(WHAT IS NEEDED): Please write the listing below out again exactly, leaving every picture behind.

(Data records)
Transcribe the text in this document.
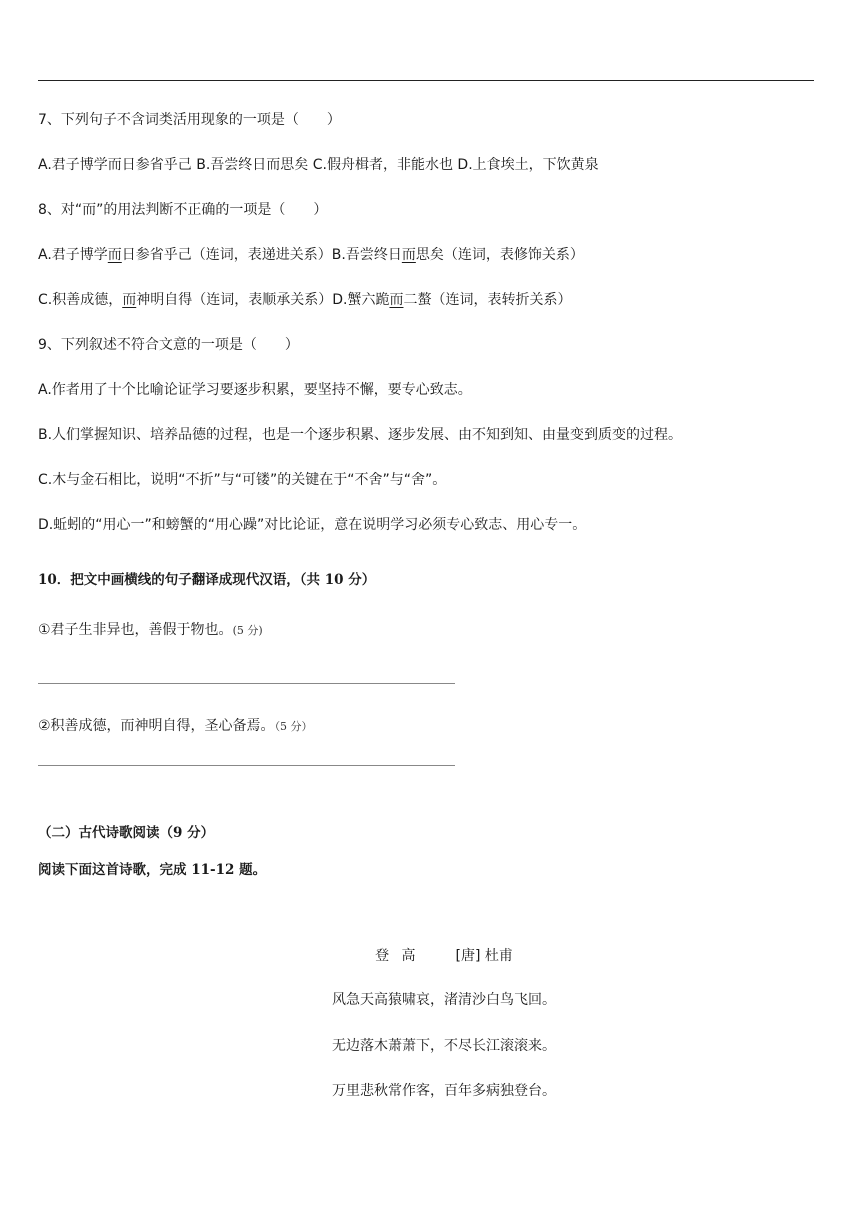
7、下列句子不含词类活用现象的一项是（　　）
A.君子博学而日参省乎己 B.吾尝终日而思矣 C.假舟楫者，非能水也 D.上食埃土，下饮黄泉
8、对“而”的用法判断不正确的一项是（　　）
A.君子博学而日参省乎己（连词，表递进关系）B.吾尝终日而思矣（连词，表修饰关系）
C.积善成德，而神明自得（连词，表顺承关系）D.蟹六跪而二螯（连词，表转折关系）
9、下列叙述不符合文意的一项是（　　）
A.作者用了十个比喻论证学习要逐步积累，要坚持不懈，要专心致志。
B.人们掌握知识、培养品德的过程，也是一个逐步积累、逐步发展、由不知到知、由量变到质变的过程。
C.木与金石相比，说明“不折”与“可镂”的关键在于“不舍”与“舍”。
D.蚯蚓的“用心一”和螃蟹的“用心躁”对比论证，意在说明学习必须专心致志、用心专一。
10．把文中画横线的句子翻译成现代汉语，（共 10 分）
①君子生非异也，善假于物也。(5 分)
②积善成德，而神明自得，圣心备焉。（5 分）
（二）古代诗歌阅读（9 分）
阅读下面这首诗歌，完成 11-12 题。
登 高	[唐] 杜甫
风急天高猿啸哀，渚清沙白鸟飞回。
无边落木萧萧下，不尽长江滚滚来。
万里悲秋常作客，百年多病独登台。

(COMPLETE OUTPUT):
Transcribe the text in this document.
7、下列句子不含词类活用现象的一项是（　　）
A.君子博学而日参省乎己 B.吾尝终日而思矣 C.假舟楫者，非能水也 D.上食埃土，下饮黄泉
8、对“而”的用法判断不正确的一项是（　　）
A.君子博学而日参省乎己（连词，表递进关系）B.吾尝终日而思矣（连词，表修饰关系）
C.积善成德，而神明自得（连词，表顺承关系）D.蟹六跪而二螯（连词，表转折关系）
9、下列叙述不符合文意的一项是（　　）
A.作者用了十个比喻论证学习要逐步积累，要坚持不懈，要专心致志。
B.人们掌握知识、培养品德的过程，也是一个逐步积累、逐步发展、由不知到知、由量变到质变的过程。
C.木与金石相比，说明“不折”与“可镂”的关键在于“不舍”与“舍”。
D.蚯蚓的“用心一”和螃蟹的“用心躁”对比论证，意在说明学习必须专心致志、用心专一。
10．把文中画横线的句子翻译成现代汉语，（共 10 分）
①君子生非异也，善假于物也。(5 分)
②积善成德，而神明自得，圣心备焉。（5 分）
（二）古代诗歌阅读（9 分）
阅读下面这首诗歌，完成 11-12 题。
登 高	[唐] 杜甫
风急天高猿啸哀，渚清沙白鸟飞回。
无边落木萧萧下，不尽长江滚滚来。
万里悲秋常作客，百年多病独登台。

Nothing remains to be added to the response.